◆ **The problem**: Using the listing below, copy every line that mentions "enjoy".

•••••

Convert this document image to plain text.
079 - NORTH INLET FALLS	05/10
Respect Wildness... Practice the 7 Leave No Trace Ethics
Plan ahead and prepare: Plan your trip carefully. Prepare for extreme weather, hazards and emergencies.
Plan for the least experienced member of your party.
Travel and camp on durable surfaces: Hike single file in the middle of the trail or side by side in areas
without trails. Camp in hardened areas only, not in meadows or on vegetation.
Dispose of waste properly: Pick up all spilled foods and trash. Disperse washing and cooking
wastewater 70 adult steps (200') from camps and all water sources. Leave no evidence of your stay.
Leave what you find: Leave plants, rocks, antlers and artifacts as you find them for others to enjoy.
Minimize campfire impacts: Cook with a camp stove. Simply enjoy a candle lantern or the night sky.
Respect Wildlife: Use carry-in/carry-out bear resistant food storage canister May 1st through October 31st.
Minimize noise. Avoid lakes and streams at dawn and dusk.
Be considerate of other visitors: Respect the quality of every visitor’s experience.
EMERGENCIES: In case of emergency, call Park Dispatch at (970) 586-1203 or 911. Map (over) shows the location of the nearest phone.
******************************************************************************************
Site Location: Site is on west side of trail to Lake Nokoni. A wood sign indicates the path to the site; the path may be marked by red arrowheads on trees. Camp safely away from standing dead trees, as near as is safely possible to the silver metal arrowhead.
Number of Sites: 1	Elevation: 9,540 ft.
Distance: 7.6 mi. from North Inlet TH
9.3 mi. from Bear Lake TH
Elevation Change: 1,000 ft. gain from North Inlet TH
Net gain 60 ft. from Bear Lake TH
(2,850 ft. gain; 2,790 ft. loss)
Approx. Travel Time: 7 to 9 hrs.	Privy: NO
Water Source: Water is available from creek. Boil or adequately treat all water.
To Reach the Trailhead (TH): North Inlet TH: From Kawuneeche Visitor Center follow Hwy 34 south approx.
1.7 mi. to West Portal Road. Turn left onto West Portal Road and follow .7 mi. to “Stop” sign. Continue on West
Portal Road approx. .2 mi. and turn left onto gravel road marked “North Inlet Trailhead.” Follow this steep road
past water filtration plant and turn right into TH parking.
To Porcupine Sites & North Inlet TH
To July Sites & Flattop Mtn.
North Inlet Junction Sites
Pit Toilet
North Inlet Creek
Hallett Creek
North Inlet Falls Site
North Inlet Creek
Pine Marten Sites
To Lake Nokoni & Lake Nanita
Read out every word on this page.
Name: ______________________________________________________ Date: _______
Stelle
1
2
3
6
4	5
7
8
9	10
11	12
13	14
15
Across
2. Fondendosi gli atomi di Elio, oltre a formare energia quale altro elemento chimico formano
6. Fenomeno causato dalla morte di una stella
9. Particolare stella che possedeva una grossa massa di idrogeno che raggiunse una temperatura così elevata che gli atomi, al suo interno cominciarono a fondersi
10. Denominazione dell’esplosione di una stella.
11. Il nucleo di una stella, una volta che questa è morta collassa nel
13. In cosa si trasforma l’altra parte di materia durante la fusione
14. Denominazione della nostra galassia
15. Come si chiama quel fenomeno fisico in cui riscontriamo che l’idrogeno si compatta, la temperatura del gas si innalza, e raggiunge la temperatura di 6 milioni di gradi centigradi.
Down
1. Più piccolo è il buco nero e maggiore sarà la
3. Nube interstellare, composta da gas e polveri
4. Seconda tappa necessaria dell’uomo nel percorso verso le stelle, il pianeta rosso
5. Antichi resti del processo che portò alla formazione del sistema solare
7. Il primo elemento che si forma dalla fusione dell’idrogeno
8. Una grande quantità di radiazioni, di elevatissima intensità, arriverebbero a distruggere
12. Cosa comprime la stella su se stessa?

•••••

◆ **Exercise solution**:
Leave what you find: Leave plants, rocks, antlers and artifacts as you find them for others to enjoy.
Minimize campfire impacts: Cook with a camp stove. Simply enjoy a candle lantern or the night sky.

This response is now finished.